> **GIVEN PROBLEM**: Reproduce the full listing that appears beneath this instruction exactly.

— begin PROVIDED INFORMATION —

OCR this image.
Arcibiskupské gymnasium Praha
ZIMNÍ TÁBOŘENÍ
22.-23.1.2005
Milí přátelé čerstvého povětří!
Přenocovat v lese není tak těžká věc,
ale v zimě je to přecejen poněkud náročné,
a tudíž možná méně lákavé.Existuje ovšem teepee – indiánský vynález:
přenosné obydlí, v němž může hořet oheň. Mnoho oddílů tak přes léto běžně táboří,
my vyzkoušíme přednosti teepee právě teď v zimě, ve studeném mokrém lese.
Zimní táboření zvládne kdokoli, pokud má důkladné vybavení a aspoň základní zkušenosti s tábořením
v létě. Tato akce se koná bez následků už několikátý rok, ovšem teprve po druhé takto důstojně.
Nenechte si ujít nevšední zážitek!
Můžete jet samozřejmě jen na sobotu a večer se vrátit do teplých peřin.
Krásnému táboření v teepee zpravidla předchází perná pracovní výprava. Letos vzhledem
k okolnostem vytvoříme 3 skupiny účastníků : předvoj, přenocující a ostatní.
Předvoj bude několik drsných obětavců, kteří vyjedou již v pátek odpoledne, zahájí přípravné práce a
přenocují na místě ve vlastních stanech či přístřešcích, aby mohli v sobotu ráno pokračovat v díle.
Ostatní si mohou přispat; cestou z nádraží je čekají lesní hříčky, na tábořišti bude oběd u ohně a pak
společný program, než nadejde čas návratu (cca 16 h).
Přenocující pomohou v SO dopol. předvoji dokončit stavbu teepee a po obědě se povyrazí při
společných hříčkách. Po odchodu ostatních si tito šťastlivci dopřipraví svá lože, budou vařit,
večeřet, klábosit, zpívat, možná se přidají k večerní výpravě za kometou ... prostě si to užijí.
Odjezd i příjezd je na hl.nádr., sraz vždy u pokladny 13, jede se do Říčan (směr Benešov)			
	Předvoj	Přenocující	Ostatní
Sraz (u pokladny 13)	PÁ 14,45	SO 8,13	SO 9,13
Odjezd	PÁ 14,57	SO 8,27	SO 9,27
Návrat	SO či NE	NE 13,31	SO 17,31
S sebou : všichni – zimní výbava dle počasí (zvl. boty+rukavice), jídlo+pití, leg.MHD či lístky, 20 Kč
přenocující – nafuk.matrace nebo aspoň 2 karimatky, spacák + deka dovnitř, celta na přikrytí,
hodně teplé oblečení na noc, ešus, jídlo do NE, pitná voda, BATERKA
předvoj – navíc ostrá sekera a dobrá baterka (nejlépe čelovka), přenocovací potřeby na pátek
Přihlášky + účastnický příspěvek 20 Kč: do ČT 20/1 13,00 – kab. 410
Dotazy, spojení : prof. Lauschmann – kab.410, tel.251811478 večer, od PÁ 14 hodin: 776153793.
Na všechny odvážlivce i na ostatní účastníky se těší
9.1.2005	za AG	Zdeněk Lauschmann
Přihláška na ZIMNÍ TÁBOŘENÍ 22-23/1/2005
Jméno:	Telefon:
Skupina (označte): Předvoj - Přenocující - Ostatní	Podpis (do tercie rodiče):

— end PROVIDED INFORMATION —

> **WRITTEN SOLUTION**:
OCR this image.
Arcibiskupské gymnasium Praha
ZIMNÍ TÁBOŘENÍ
22.-23.1.2005
Milí přátelé čerstvého povětří!
Přenocovat v lese není tak těžká věc,
ale v zimě je to přecejen poněkud náročné,
a tudíž možná méně lákavé.Existuje ovšem teepee – indiánský vynález:
přenosné obydlí, v němž může hořet oheň. Mnoho oddílů tak přes léto běžně táboří,
my vyzkoušíme přednosti teepee právě teď v zimě, ve studeném mokrém lese.
Zimní táboření zvládne kdokoli, pokud má důkladné vybavení a aspoň základní zkušenosti s tábořením
v létě. Tato akce se koná bez následků už několikátý rok, ovšem teprve po druhé takto důstojně.
Nenechte si ujít nevšední zážitek!
Můžete jet samozřejmě jen na sobotu a večer se vrátit do teplých peřin.
Krásnému táboření v teepee zpravidla předchází perná pracovní výprava. Letos vzhledem
k okolnostem vytvoříme 3 skupiny účastníků : předvoj, přenocující a ostatní.
Předvoj bude několik drsných obětavců, kteří vyjedou již v pátek odpoledne, zahájí přípravné práce a
přenocují na místě ve vlastních stanech či přístřešcích, aby mohli v sobotu ráno pokračovat v díle.
Ostatní si mohou přispat; cestou z nádraží je čekají lesní hříčky, na tábořišti bude oběd u ohně a pak
společný program, než nadejde čas návratu (cca 16 h).
Přenocující pomohou v SO dopol. předvoji dokončit stavbu teepee a po obědě se povyrazí při
společných hříčkách. Po odchodu ostatních si tito šťastlivci dopřipraví svá lože, budou vařit,
večeřet, klábosit, zpívat, možná se přidají k večerní výpravě za kometou ... prostě si to užijí.
Odjezd i příjezd je na hl.nádr., sraz vždy u pokladny 13, jede se do Říčan (směr Benešov)			
	Předvoj	Přenocující	Ostatní
Sraz (u pokladny 13)	PÁ 14,45	SO 8,13	SO 9,13
Odjezd	PÁ 14,57	SO 8,27	SO 9,27
Návrat	SO či NE	NE 13,31	SO 17,31
S sebou : všichni – zimní výbava dle počasí (zvl. boty+rukavice), jídlo+pití, leg.MHD či lístky, 20 Kč
přenocující – nafuk.matrace nebo aspoň 2 karimatky, spacák + deka dovnitř, celta na přikrytí,
hodně teplé oblečení na noc, ešus, jídlo do NE, pitná voda, BATERKA
předvoj – navíc ostrá sekera a dobrá baterka (nejlépe čelovka), přenocovací potřeby na pátek
Přihlášky + účastnický příspěvek 20 Kč: do ČT 20/1 13,00 – kab. 410
Dotazy, spojení : prof. Lauschmann – kab.410, tel.251811478 večer, od PÁ 14 hodin: 776153793.
Na všechny odvážlivce i na ostatní účastníky se těší
9.1.2005	za AG	Zdeněk Lauschmann
Přihláška na ZIMNÍ TÁBOŘENÍ 22-23/1/2005
Jméno:	Telefon:
Skupina (označte): Předvoj - Přenocující - Ostatní	Podpis (do tercie rodiče):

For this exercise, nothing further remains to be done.